======== Предложенный отрывок

На этом пёстром фоне «Аквариум» выглядел «тёмной лошадкой» – акустическим ансамблем с флейтой, фаготом и виолончелью, приехавшим поучиться уму-разуму у корифеев жанра. «Однако люди, пригласившие нас на фестиваль, плохо понимали, с кем они связались», – ухмылялся позднее Гребенщиков.
Подвох состоял в том, что Боб и компания направились в Тбилиси не просто в роли участников, а «с ножом в кармане». Как упоминалось выше, в тот период они плотно «подсели» на лучшие образцы панк-рока.
«Наш эквивалент панка – это освобождение сознания от привычной мысли, что над нами стоит большой аппарат, – провозглашал в те времена идеолог “Аквариума”. – Панк – это большая энергия и стремление к непривычным, неортодоксальным звукам. Панк включает в себя, в частности, неправильное пение и неправильную игру».
Грузинский перфоманс «Аквариума» начался с псевдоиндуистской инструментальной импровизации «Микроб», которую группа исполняла втроём: фагот, флейта и индустриальная виолончель. Затем на сцену вышли остальные музыканты, и дальше анархисты из Питера выступали секстетом.
«Судя по реакции зала, я почувствовал, что все находятся в некотором шоке, – рассказывал Борис спустя годы. – Губерман кричит Фану: “«Блюз свиньи в ушах» давай!”, а я говорю: “Может, не надо?”… Помню, что мне было очень страшно».
Дальше началась тяжёлая мистика – на удивление зрителей ребята из Ленинграда заиграли монотонный рок в духе The Velvet Underground: нервную «Марину», морозящую кожу «Минус тридцать» и новую композицию «Кусок жизни», в которой Гребенщиков и Гаккель с нездоровым блеском в глазах орали в микрофон: «Пока я не вышел в-о-о-он!» В этот момент в зале царило жутковатое напряжение – словно всю грузинскую интеллигенцию подвергли атаке из генераторов отрицательных ионов, которые уже тогда применяли провокаторы из Throbbing Gristle.
«Половины бы не случилось, если не Губерман, – утверждал Гаккель. – Он играл, как Кит Мун, – стоя за барабанами. Барабаны были туркменской группы “Гунеш”, и почему он их не разбил, мне до сих пор непонятно».
Сам Сева тоже оказался парень не промах. На «Летающей тарелке» он попытался уничтожить виолончелью катающегося по полу Гребенщикова, который злобно кусал вертевшийся над головой смычковый инструмент… В воздухе ощущался запах бунта – в итоге всюду включили свет, в динамиках предательски зафонило, а жюри во главе с композитором Юрием Саульским демонстративно покинуло зал. После этого судьба «Аквариума» была решена.
В тот мартовский вечер зрители выходили из филармонии с вывернутыми мозгами, тщетно пытаясь уловить тайный месседж «Аквариума». Что это за странная группа и непонятная летающая тарелка, нарушающая закон всемирного тяготения? Может, мы чего-то не знаем? Кто такая, прости, господи, Sweet Jane? И что им нужно было съесть на ужин, чтобы написать “Блюз свиньи в ушах”»?

================
======== Исходные данные

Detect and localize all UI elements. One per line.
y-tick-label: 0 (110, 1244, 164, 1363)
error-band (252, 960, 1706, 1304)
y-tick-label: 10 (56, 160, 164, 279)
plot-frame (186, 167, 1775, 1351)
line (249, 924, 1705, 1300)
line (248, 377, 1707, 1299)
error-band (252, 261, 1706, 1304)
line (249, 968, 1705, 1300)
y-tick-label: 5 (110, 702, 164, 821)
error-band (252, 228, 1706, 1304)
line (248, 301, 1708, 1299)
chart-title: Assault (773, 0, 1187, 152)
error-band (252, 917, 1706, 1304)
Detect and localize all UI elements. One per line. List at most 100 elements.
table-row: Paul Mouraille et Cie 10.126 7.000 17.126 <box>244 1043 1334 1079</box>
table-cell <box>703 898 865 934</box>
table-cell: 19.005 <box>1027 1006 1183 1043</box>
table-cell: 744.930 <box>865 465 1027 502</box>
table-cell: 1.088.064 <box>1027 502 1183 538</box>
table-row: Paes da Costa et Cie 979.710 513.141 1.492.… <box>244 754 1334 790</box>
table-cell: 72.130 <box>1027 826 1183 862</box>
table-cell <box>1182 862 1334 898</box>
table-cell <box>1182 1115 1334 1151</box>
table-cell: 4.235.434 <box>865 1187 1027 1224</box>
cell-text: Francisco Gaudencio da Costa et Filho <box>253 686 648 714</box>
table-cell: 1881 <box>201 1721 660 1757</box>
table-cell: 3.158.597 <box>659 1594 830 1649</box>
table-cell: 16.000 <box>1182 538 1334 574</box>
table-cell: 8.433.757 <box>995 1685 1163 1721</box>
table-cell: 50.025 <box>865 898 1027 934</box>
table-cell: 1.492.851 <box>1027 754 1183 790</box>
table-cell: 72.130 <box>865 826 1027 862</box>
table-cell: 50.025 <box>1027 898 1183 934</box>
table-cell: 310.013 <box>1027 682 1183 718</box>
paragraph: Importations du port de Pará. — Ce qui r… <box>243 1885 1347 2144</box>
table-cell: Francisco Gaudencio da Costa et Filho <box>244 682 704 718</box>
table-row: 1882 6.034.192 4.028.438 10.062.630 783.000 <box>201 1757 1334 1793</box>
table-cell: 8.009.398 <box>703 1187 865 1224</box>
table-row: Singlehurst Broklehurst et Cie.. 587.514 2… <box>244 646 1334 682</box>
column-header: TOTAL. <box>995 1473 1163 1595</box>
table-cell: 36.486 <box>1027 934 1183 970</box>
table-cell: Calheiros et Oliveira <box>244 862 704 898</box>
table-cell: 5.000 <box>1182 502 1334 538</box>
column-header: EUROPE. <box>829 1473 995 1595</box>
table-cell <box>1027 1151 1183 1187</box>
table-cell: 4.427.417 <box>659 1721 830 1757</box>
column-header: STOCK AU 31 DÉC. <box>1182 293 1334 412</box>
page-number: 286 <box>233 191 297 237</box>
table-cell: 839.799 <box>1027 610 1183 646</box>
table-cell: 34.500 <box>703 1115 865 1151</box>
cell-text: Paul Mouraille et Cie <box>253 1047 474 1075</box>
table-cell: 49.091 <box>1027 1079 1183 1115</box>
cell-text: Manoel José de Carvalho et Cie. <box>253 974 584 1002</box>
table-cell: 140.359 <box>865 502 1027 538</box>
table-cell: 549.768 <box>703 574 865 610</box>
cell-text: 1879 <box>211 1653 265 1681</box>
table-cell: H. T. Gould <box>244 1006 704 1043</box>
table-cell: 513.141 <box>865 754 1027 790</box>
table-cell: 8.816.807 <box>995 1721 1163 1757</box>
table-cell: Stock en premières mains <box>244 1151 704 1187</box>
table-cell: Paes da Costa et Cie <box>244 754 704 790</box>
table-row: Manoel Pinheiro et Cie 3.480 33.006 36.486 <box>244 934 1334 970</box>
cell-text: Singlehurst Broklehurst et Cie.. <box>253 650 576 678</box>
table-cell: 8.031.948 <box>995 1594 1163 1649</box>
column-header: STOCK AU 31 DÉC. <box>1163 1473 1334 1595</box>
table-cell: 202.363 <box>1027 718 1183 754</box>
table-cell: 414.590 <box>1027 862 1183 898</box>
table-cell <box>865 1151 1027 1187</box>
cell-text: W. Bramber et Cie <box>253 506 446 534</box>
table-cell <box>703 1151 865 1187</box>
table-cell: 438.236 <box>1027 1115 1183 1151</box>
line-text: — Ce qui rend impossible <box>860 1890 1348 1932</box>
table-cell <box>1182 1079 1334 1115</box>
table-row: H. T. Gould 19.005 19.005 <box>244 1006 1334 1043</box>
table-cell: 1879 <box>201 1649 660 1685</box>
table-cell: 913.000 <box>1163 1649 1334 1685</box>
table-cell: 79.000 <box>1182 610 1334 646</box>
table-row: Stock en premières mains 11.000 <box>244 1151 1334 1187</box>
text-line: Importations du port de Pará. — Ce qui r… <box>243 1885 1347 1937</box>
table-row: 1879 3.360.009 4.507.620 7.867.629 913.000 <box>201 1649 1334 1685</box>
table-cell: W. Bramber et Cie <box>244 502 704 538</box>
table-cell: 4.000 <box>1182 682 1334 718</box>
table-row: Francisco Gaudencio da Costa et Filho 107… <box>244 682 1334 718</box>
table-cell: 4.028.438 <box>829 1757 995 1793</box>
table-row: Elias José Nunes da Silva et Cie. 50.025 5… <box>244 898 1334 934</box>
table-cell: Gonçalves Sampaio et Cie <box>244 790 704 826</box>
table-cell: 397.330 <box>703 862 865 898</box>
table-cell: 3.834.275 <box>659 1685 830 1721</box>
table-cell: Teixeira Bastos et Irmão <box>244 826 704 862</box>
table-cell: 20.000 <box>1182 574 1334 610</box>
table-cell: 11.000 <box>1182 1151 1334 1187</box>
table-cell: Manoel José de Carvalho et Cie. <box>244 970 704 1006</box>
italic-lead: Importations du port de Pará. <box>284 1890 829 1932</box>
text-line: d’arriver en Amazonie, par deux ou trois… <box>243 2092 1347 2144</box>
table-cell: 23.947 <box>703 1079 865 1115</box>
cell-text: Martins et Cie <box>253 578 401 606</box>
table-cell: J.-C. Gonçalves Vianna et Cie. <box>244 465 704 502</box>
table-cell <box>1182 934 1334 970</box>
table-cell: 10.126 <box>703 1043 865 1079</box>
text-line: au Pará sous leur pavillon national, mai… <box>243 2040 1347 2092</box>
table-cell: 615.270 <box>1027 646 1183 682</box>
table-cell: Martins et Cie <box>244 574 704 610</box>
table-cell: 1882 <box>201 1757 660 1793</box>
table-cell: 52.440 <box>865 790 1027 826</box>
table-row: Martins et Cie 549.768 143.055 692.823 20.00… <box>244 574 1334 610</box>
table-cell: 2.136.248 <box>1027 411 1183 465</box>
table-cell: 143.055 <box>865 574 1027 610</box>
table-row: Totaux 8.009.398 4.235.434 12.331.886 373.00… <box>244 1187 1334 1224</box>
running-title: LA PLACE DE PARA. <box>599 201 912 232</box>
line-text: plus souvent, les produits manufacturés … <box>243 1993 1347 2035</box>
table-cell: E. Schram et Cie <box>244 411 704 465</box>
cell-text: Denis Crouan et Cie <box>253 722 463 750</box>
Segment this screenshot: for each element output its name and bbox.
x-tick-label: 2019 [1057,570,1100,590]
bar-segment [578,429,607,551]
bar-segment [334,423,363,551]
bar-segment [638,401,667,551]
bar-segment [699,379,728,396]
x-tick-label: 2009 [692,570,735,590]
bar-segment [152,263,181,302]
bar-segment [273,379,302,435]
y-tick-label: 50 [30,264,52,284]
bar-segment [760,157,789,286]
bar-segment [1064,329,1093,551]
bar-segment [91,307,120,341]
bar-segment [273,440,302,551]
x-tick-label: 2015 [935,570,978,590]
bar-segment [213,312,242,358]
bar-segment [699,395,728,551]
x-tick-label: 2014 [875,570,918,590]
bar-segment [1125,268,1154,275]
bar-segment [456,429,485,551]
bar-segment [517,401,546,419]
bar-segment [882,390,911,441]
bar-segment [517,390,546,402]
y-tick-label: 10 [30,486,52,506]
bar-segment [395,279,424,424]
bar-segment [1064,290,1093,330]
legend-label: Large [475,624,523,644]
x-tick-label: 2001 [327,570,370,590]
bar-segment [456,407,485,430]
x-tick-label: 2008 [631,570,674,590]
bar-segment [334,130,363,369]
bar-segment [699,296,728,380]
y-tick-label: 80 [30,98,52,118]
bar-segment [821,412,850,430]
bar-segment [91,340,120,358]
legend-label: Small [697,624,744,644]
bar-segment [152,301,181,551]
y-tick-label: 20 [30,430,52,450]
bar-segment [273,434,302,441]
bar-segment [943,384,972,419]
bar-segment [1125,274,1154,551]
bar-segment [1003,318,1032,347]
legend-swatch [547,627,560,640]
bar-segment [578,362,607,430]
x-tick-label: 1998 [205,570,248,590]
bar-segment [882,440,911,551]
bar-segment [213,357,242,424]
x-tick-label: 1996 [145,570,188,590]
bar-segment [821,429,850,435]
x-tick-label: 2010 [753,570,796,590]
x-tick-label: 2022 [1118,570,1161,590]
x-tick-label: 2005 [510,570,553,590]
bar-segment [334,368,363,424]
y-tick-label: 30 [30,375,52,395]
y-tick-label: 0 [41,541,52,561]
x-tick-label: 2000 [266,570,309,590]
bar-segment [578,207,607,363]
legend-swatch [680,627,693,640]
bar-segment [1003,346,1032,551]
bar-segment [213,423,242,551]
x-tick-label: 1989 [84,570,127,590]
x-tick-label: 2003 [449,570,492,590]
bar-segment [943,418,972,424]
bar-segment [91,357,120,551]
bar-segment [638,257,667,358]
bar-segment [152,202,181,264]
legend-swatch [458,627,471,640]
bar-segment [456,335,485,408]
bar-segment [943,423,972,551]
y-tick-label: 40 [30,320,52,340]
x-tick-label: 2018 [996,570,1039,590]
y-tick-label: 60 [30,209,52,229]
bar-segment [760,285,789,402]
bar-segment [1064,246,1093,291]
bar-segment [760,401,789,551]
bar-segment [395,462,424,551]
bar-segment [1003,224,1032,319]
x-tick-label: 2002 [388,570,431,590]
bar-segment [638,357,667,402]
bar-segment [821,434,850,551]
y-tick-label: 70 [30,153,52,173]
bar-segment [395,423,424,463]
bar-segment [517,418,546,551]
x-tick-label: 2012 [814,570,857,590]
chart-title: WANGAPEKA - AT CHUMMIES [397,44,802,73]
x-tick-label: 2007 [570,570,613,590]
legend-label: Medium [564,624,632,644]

================

Задание | Выведите без изменений фрагмент отрывка о выступлении «Аквариума» в Тбилиси от слов «Дальше началась тяжёлая» до слов «из Throbbing Gristle.» включительно.

Решение задачи |
Дальше началась тяжёлая мистика – на удивление зрителей ребята из Ленинграда заиграли монотонный рок в духе The Velvet Underground: нервную «Марину», морозящую кожу «Минус тридцать» и новую композицию «Кусок жизни», в которой Гребенщиков и Гаккель с нездоровым блеском в глазах орали в микрофон: «Пока я не вышел в-о-о-он!» В этот момент в зале царило жутковатое напряжение – словно всю грузинскую интеллигенцию подвергли атаке из генераторов отрицательных ионов, которые уже тогда применяли провокаторы из Throbbing Gristle.